** START **
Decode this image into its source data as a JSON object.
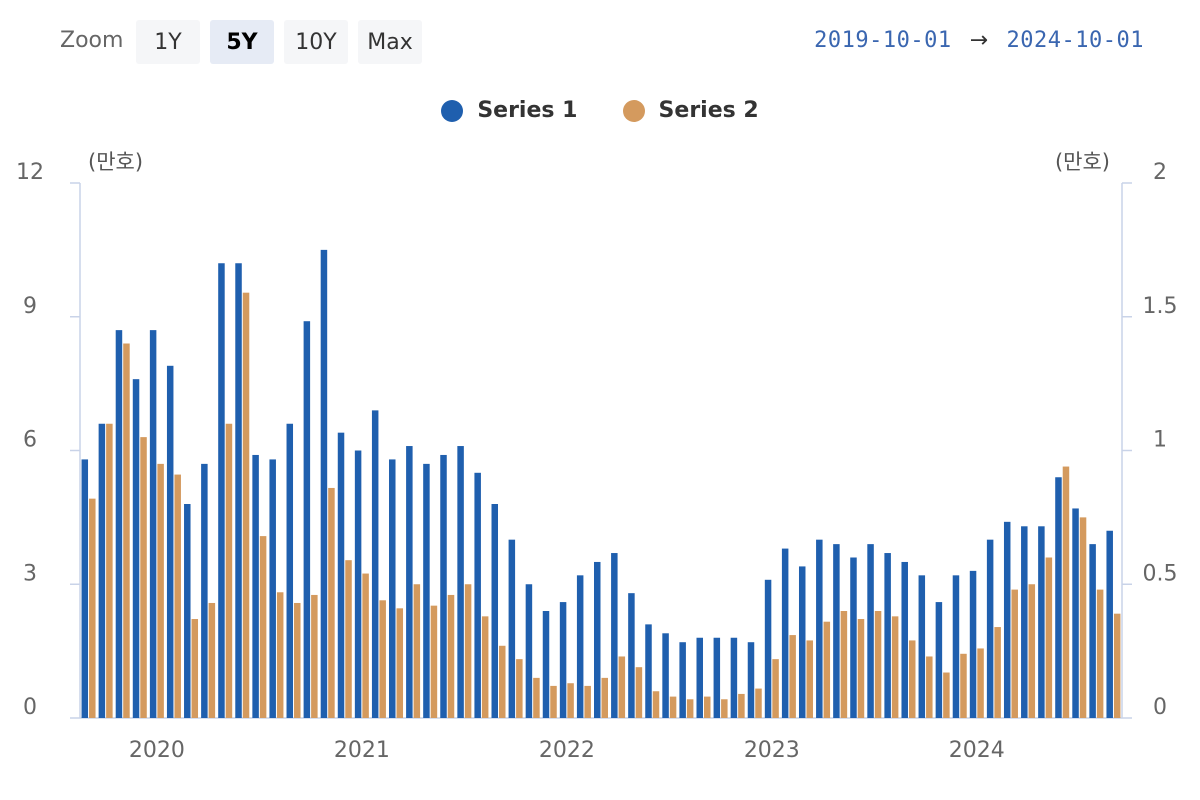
{
  "toolbar": {
    "zoom_label": "Zoom",
    "buttons": [
      {
        "label": "1Y",
        "active": false
      },
      {
        "label": "5Y",
        "active": true
      },
      {
        "label": "10Y",
        "active": false
      },
      {
        "label": "Max",
        "active": false
      }
    ],
    "range_start": "2019-10-01",
    "range_arrow": "→",
    "range_end": "2024-10-01"
  },
  "colors": {
    "series1": "#1f5fae",
    "series2": "#d49a5e",
    "axis": "#c9d3e8"
  },
  "chart_data": {
    "type": "bar",
    "legend_position": "top-center",
    "grid": false,
    "y_left": {
      "unit_label": "(만호)",
      "range": [
        0,
        12
      ],
      "ticks": [
        "0",
        "3",
        "6",
        "9",
        "12"
      ]
    },
    "y_right": {
      "unit_label": "(만호)",
      "range": [
        0,
        2
      ],
      "ticks": [
        "0",
        "0.5",
        "1",
        "1.5",
        "2"
      ]
    },
    "x": {
      "start": "2019-10",
      "end": "2024-10",
      "tick_labels": [
        "2020",
        "2021",
        "2022",
        "2023",
        "2024"
      ]
    },
    "categories": [
      "2019-10",
      "2019-11",
      "2019-12",
      "2020-01",
      "2020-02",
      "2020-03",
      "2020-04",
      "2020-05",
      "2020-06",
      "2020-07",
      "2020-08",
      "2020-09",
      "2020-10",
      "2020-11",
      "2020-12",
      "2021-01",
      "2021-02",
      "2021-03",
      "2021-04",
      "2021-05",
      "2021-06",
      "2021-07",
      "2021-08",
      "2021-09",
      "2021-10",
      "2021-11",
      "2021-12",
      "2022-01",
      "2022-02",
      "2022-03",
      "2022-04",
      "2022-05",
      "2022-06",
      "2022-07",
      "2022-08",
      "2022-09",
      "2022-10",
      "2022-11",
      "2022-12",
      "2023-01",
      "2023-02",
      "2023-03",
      "2023-04",
      "2023-05",
      "2023-06",
      "2023-07",
      "2023-08",
      "2023-09",
      "2023-10",
      "2023-11",
      "2023-12",
      "2024-01",
      "2024-02",
      "2024-03",
      "2024-04",
      "2024-05",
      "2024-06",
      "2024-07",
      "2024-08",
      "2024-09",
      "2024-10"
    ],
    "series": [
      {
        "name": "Series 1",
        "axis": "left",
        "values": [
          5.8,
          6.6,
          8.7,
          7.6,
          8.7,
          7.9,
          4.8,
          5.7,
          10.2,
          10.2,
          5.9,
          5.8,
          6.6,
          8.9,
          10.5,
          6.4,
          6.0,
          6.9,
          5.8,
          6.1,
          5.7,
          5.9,
          6.1,
          5.5,
          4.8,
          4.0,
          3.0,
          2.4,
          2.6,
          3.2,
          3.5,
          3.7,
          2.8,
          2.1,
          1.9,
          1.7,
          1.8,
          1.8,
          1.8,
          1.7,
          3.1,
          3.8,
          3.4,
          4.0,
          3.9,
          3.6,
          3.9,
          3.7,
          3.5,
          3.2,
          2.6,
          3.2,
          3.3,
          4.0,
          4.4,
          4.3,
          4.3,
          5.4,
          4.7,
          3.9,
          4.2
        ]
      },
      {
        "name": "Series 2",
        "axis": "right",
        "values": [
          0.82,
          1.1,
          1.4,
          1.05,
          0.95,
          0.91,
          0.37,
          0.43,
          1.1,
          1.59,
          0.68,
          0.47,
          0.43,
          0.46,
          0.86,
          0.59,
          0.54,
          0.44,
          0.41,
          0.5,
          0.42,
          0.46,
          0.5,
          0.38,
          0.27,
          0.22,
          0.15,
          0.12,
          0.13,
          0.12,
          0.15,
          0.23,
          0.19,
          0.1,
          0.08,
          0.07,
          0.08,
          0.07,
          0.09,
          0.11,
          0.22,
          0.31,
          0.29,
          0.36,
          0.4,
          0.37,
          0.4,
          0.38,
          0.29,
          0.23,
          0.17,
          0.24,
          0.26,
          0.34,
          0.48,
          0.5,
          0.6,
          0.94,
          0.75,
          0.48,
          0.39
        ]
      }
    ]
  }
}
** END **
### [PROBLEM REQUIREMENTS]
Without the pictures, return all the records precisely as they stand.

### [SOLVED PROBLEM]
Decode this image into its source data as a JSON object.
{
  "toolbar": {
    "zoom_label": "Zoom",
    "buttons": [
      {
        "label": "1Y",
        "active": false
      },
      {
        "label": "5Y",
        "active": true
      },
      {
        "label": "10Y",
        "active": false
      },
      {
        "label": "Max",
        "active": false
      }
    ],
    "range_start": "2019-10-01",
    "range_arrow": "→",
    "range_end": "2024-10-01"
  },
  "colors": {
    "series1": "#1f5fae",
    "series2": "#d49a5e",
    "axis": "#c9d3e8"
  },
  "chart_data": {
    "type": "bar",
    "legend_position": "top-center",
    "grid": false,
    "y_left": {
      "unit_label": "(만호)",
      "range": [
        0,
        12
      ],
      "ticks": [
        "0",
        "3",
        "6",
        "9",
        "12"
      ]
    },
    "y_right": {
      "unit_label": "(만호)",
      "range": [
        0,
        2
      ],
      "ticks": [
        "0",
        "0.5",
        "1",
        "1.5",
        "2"
      ]
    },
    "x": {
      "start": "2019-10",
      "end": "2024-10",
      "tick_labels": [
        "2020",
        "2021",
        "2022",
        "2023",
        "2024"
      ]
    },
    "categories": [
      "2019-10",
      "2019-11",
      "2019-12",
      "2020-01",
      "2020-02",
      "2020-03",
      "2020-04",
      "2020-05",
      "2020-06",
      "2020-07",
      "2020-08",
      "2020-09",
      "2020-10",
      "2020-11",
      "2020-12",
      "2021-01",
      "2021-02",
      "2021-03",
      "2021-04",
      "2021-05",
      "2021-06",
      "2021-07",
      "2021-08",
      "2021-09",
      "2021-10",
      "2021-11",
      "2021-12",
      "2022-01",
      "2022-02",
      "2022-03",
      "2022-04",
      "2022-05",
      "2022-06",
      "2022-07",
      "2022-08",
      "2022-09",
      "2022-10",
      "2022-11",
      "2022-12",
      "2023-01",
      "2023-02",
      "2023-03",
      "2023-04",
      "2023-05",
      "2023-06",
      "2023-07",
      "2023-08",
      "2023-09",
      "2023-10",
      "2023-11",
      "2023-12",
      "2024-01",
      "2024-02",
      "2024-03",
      "2024-04",
      "2024-05",
      "2024-06",
      "2024-07",
      "2024-08",
      "2024-09",
      "2024-10"
    ],
    "series": [
      {
        "name": "Series 1",
        "axis": "left",
        "values": [
          5.8,
          6.6,
          8.7,
          7.6,
          8.7,
          7.9,
          4.8,
          5.7,
          10.2,
          10.2,
          5.9,
          5.8,
          6.6,
          8.9,
          10.5,
          6.4,
          6.0,
          6.9,
          5.8,
          6.1,
          5.7,
          5.9,
          6.1,
          5.5,
          4.8,
          4.0,
          3.0,
          2.4,
          2.6,
          3.2,
          3.5,
          3.7,
          2.8,
          2.1,
          1.9,
          1.7,
          1.8,
          1.8,
          1.8,
          1.7,
          3.1,
          3.8,
          3.4,
          4.0,
          3.9,
          3.6,
          3.9,
          3.7,
          3.5,
          3.2,
          2.6,
          3.2,
          3.3,
          4.0,
          4.4,
          4.3,
          4.3,
          5.4,
          4.7,
          3.9,
          4.2
        ]
      },
      {
        "name": "Series 2",
        "axis": "right",
        "values": [
          0.82,
          1.1,
          1.4,
          1.05,
          0.95,
          0.91,
          0.37,
          0.43,
          1.1,
          1.59,
          0.68,
          0.47,
          0.43,
          0.46,
          0.86,
          0.59,
          0.54,
          0.44,
          0.41,
          0.5,
          0.42,
          0.46,
          0.5,
          0.38,
          0.27,
          0.22,
          0.15,
          0.12,
          0.13,
          0.12,
          0.15,
          0.23,
          0.19,
          0.1,
          0.08,
          0.07,
          0.08,
          0.07,
          0.09,
          0.11,
          0.22,
          0.31,
          0.29,
          0.36,
          0.4,
          0.37,
          0.4,
          0.38,
          0.29,
          0.23,
          0.17,
          0.24,
          0.26,
          0.34,
          0.48,
          0.5,
          0.6,
          0.94,
          0.75,
          0.48,
          0.39
        ]
      }
    ]
  }
}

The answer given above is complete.